Short task: Take the material below and write it all out again exactly.

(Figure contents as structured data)
------------------------------------

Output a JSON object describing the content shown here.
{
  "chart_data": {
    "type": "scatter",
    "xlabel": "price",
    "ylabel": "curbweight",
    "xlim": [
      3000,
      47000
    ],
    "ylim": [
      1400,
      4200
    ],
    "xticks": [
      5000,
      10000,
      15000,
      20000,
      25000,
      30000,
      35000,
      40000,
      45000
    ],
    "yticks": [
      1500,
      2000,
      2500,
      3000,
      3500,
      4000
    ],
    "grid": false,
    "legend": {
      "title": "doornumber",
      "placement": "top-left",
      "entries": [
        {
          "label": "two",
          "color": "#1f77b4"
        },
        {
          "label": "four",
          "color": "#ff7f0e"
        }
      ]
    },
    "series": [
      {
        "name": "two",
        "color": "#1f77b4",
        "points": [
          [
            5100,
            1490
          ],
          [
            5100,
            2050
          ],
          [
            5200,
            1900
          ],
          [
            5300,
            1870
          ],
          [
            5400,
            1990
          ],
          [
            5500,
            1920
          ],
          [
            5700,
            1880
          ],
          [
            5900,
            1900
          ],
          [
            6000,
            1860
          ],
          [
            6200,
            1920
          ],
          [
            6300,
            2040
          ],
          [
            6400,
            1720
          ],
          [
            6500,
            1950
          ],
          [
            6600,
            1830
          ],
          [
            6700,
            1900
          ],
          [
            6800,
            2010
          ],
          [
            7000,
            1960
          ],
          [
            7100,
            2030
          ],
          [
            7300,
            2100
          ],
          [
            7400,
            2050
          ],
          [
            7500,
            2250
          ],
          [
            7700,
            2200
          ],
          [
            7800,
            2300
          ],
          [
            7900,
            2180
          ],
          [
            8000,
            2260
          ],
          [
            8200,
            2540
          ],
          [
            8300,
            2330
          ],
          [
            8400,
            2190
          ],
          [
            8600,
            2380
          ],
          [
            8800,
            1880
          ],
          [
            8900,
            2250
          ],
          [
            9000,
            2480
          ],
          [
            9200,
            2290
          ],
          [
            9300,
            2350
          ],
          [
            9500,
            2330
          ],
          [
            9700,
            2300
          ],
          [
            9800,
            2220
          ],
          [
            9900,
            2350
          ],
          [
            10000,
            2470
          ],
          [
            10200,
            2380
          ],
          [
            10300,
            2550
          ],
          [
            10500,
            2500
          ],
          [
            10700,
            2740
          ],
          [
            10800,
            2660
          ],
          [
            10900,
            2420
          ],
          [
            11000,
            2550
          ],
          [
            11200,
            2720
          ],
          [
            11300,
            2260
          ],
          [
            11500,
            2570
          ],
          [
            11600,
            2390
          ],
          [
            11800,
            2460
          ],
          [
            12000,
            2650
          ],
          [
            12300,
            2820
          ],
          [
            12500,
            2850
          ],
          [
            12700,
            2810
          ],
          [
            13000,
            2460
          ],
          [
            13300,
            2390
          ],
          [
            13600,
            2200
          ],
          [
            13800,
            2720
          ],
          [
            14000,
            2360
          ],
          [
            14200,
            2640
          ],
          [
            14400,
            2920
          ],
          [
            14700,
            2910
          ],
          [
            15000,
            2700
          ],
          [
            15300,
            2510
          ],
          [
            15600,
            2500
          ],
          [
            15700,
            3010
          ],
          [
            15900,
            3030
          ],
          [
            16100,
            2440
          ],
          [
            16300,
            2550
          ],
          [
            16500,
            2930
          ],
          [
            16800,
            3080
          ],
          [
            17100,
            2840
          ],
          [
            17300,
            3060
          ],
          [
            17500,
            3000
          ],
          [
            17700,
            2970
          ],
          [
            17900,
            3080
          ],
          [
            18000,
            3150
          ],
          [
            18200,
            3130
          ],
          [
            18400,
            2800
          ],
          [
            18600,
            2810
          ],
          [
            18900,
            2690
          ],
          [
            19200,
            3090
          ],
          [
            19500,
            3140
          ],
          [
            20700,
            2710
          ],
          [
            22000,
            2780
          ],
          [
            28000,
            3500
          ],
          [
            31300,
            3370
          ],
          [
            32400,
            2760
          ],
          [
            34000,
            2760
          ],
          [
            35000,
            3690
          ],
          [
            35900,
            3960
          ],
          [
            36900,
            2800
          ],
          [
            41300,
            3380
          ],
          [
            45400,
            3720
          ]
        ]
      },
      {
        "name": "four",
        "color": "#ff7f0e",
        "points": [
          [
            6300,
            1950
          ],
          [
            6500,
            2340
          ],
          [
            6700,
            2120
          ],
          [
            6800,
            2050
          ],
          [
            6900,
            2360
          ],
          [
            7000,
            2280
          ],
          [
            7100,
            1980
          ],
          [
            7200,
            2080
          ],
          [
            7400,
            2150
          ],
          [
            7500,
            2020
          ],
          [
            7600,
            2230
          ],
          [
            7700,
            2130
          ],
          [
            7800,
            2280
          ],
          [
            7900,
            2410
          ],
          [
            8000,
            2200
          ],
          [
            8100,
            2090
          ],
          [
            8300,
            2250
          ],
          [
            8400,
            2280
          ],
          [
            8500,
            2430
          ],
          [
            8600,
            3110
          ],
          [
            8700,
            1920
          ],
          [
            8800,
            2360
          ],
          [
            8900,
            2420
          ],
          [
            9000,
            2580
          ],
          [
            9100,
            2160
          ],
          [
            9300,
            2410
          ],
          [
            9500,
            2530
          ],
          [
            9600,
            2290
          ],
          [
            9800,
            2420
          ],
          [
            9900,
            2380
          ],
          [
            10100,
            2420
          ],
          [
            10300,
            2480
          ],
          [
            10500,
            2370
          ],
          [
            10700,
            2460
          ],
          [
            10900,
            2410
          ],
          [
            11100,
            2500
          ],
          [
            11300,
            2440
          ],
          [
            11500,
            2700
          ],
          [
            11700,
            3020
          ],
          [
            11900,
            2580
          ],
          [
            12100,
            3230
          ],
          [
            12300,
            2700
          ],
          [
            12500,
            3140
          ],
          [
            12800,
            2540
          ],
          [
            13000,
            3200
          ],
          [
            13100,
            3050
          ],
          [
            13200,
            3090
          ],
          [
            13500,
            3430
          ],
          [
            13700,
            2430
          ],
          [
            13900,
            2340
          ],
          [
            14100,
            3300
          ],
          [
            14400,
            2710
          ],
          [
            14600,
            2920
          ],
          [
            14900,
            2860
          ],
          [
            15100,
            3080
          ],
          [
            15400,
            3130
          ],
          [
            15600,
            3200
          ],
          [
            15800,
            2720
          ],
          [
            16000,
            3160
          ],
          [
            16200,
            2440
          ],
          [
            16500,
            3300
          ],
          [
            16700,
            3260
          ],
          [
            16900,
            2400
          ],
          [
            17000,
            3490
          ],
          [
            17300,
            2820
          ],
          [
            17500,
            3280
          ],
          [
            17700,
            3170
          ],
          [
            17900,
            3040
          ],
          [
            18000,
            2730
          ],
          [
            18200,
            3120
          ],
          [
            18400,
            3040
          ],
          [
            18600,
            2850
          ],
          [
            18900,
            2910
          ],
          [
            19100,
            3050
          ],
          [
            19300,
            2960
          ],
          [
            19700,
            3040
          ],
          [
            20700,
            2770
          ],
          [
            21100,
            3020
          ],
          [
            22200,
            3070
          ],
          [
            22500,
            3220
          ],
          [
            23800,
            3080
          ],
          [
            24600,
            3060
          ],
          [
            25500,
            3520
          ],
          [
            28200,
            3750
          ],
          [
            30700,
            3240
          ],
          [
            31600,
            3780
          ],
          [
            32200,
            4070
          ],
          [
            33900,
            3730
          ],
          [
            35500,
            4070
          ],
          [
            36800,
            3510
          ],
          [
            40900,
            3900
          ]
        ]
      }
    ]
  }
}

------------------------------------

Answer for this exercise:
Output a JSON object describing the content shown here.
{
  "chart_data": {
    "type": "scatter",
    "xlabel": "price",
    "ylabel": "curbweight",
    "xlim": [
      3000,
      47000
    ],
    "ylim": [
      1400,
      4200
    ],
    "xticks": [
      5000,
      10000,
      15000,
      20000,
      25000,
      30000,
      35000,
      40000,
      45000
    ],
    "yticks": [
      1500,
      2000,
      2500,
      3000,
      3500,
      4000
    ],
    "grid": false,
    "legend": {
      "title": "doornumber",
      "placement": "top-left",
      "entries": [
        {
          "label": "two",
          "color": "#1f77b4"
        },
        {
          "label": "four",
          "color": "#ff7f0e"
        }
      ]
    },
    "series": [
      {
        "name": "two",
        "color": "#1f77b4",
        "points": [
          [
            5100,
            1490
          ],
          [
            5100,
            2050
          ],
          [
            5200,
            1900
          ],
          [
            5300,
            1870
          ],
          [
            5400,
            1990
          ],
          [
            5500,
            1920
          ],
          [
            5700,
            1880
          ],
          [
            5900,
            1900
          ],
          [
            6000,
            1860
          ],
          [
            6200,
            1920
          ],
          [
            6300,
            2040
          ],
          [
            6400,
            1720
          ],
          [
            6500,
            1950
          ],
          [
            6600,
            1830
          ],
          [
            6700,
            1900
          ],
          [
            6800,
            2010
          ],
          [
            7000,
            1960
          ],
          [
            7100,
            2030
          ],
          [
            7300,
            2100
          ],
          [
            7400,
            2050
          ],
          [
            7500,
            2250
          ],
          [
            7700,
            2200
          ],
          [
            7800,
            2300
          ],
          [
            7900,
            2180
          ],
          [
            8000,
            2260
          ],
          [
            8200,
            2540
          ],
          [
            8300,
            2330
          ],
          [
            8400,
            2190
          ],
          [
            8600,
            2380
          ],
          [
            8800,
            1880
          ],
          [
            8900,
            2250
          ],
          [
            9000,
            2480
          ],
          [
            9200,
            2290
          ],
          [
            9300,
            2350
          ],
          [
            9500,
            2330
          ],
          [
            9700,
            2300
          ],
          [
            9800,
            2220
          ],
          [
            9900,
            2350
          ],
          [
            10000,
            2470
          ],
          [
            10200,
            2380
          ],
          [
            10300,
            2550
          ],
          [
            10500,
            2500
          ],
          [
            10700,
            2740
          ],
          [
            10800,
            2660
          ],
          [
            10900,
            2420
          ],
          [
            11000,
            2550
          ],
          [
            11200,
            2720
          ],
          [
            11300,
            2260
          ],
          [
            11500,
            2570
          ],
          [
            11600,
            2390
          ],
          [
            11800,
            2460
          ],
          [
            12000,
            2650
          ],
          [
            12300,
            2820
          ],
          [
            12500,
            2850
          ],
          [
            12700,
            2810
          ],
          [
            13000,
            2460
          ],
          [
            13300,
            2390
          ],
          [
            13600,
            2200
          ],
          [
            13800,
            2720
          ],
          [
            14000,
            2360
          ],
          [
            14200,
            2640
          ],
          [
            14400,
            2920
          ],
          [
            14700,
            2910
          ],
          [
            15000,
            2700
          ],
          [
            15300,
            2510
          ],
          [
            15600,
            2500
          ],
          [
            15700,
            3010
          ],
          [
            15900,
            3030
          ],
          [
            16100,
            2440
          ],
          [
            16300,
            2550
          ],
          [
            16500,
            2930
          ],
          [
            16800,
            3080
          ],
          [
            17100,
            2840
          ],
          [
            17300,
            3060
          ],
          [
            17500,
            3000
          ],
          [
            17700,
            2970
          ],
          [
            17900,
            3080
          ],
          [
            18000,
            3150
          ],
          [
            18200,
            3130
          ],
          [
            18400,
            2800
          ],
          [
            18600,
            2810
          ],
          [
            18900,
            2690
          ],
          [
            19200,
            3090
          ],
          [
            19500,
            3140
          ],
          [
            20700,
            2710
          ],
          [
            22000,
            2780
          ],
          [
            28000,
            3500
          ],
          [
            31300,
            3370
          ],
          [
            32400,
            2760
          ],
          [
            34000,
            2760
          ],
          [
            35000,
            3690
          ],
          [
            35900,
            3960
          ],
          [
            36900,
            2800
          ],
          [
            41300,
            3380
          ],
          [
            45400,
            3720
          ]
        ]
      },
      {
        "name": "four",
        "color": "#ff7f0e",
        "points": [
          [
            6300,
            1950
          ],
          [
            6500,
            2340
          ],
          [
            6700,
            2120
          ],
          [
            6800,
            2050
          ],
          [
            6900,
            2360
          ],
          [
            7000,
            2280
          ],
          [
            7100,
            1980
          ],
          [
            7200,
            2080
          ],
          [
            7400,
            2150
          ],
          [
            7500,
            2020
          ],
          [
            7600,
            2230
          ],
          [
            7700,
            2130
          ],
          [
            7800,
            2280
          ],
          [
            7900,
            2410
          ],
          [
            8000,
            2200
          ],
          [
            8100,
            2090
          ],
          [
            8300,
            2250
          ],
          [
            8400,
            2280
          ],
          [
            8500,
            2430
          ],
          [
            8600,
            3110
          ],
          [
            8700,
            1920
          ],
          [
            8800,
            2360
          ],
          [
            8900,
            2420
          ],
          [
            9000,
            2580
          ],
          [
            9100,
            2160
          ],
          [
            9300,
            2410
          ],
          [
            9500,
            2530
          ],
          [
            9600,
            2290
          ],
          [
            9800,
            2420
          ],
          [
            9900,
            2380
          ],
          [
            10100,
            2420
          ],
          [
            10300,
            2480
          ],
          [
            10500,
            2370
          ],
          [
            10700,
            2460
          ],
          [
            10900,
            2410
          ],
          [
            11100,
            2500
          ],
          [
            11300,
            2440
          ],
          [
            11500,
            2700
          ],
          [
            11700,
            3020
          ],
          [
            11900,
            2580
          ],
          [
            12100,
            3230
          ],
          [
            12300,
            2700
          ],
          [
            12500,
            3140
          ],
          [
            12800,
            2540
          ],
          [
            13000,
            3200
          ],
          [
            13100,
            3050
          ],
          [
            13200,
            3090
          ],
          [
            13500,
            3430
          ],
          [
            13700,
            2430
          ],
          [
            13900,
            2340
          ],
          [
            14100,
            3300
          ],
          [
            14400,
            2710
          ],
          [
            14600,
            2920
          ],
          [
            14900,
            2860
          ],
          [
            15100,
            3080
          ],
          [
            15400,
            3130
          ],
          [
            15600,
            3200
          ],
          [
            15800,
            2720
          ],
          [
            16000,
            3160
          ],
          [
            16200,
            2440
          ],
          [
            16500,
            3300
          ],
          [
            16700,
            3260
          ],
          [
            16900,
            2400
          ],
          [
            17000,
            3490
          ],
          [
            17300,
            2820
          ],
          [
            17500,
            3280
          ],
          [
            17700,
            3170
          ],
          [
            17900,
            3040
          ],
          [
            18000,
            2730
          ],
          [
            18200,
            3120
          ],
          [
            18400,
            3040
          ],
          [
            18600,
            2850
          ],
          [
            18900,
            2910
          ],
          [
            19100,
            3050
          ],
          [
            19300,
            2960
          ],
          [
            19700,
            3040
          ],
          [
            20700,
            2770
          ],
          [
            21100,
            3020
          ],
          [
            22200,
            3070
          ],
          [
            22500,
            3220
          ],
          [
            23800,
            3080
          ],
          [
            24600,
            3060
          ],
          [
            25500,
            3520
          ],
          [
            28200,
            3750
          ],
          [
            30700,
            3240
          ],
          [
            31600,
            3780
          ],
          [
            32200,
            4070
          ],
          [
            33900,
            3730
          ],
          [
            35500,
            4070
          ],
          [
            36800,
            3510
          ],
          [
            40900,
            3900
          ]
        ]
      }
    ]
  }
}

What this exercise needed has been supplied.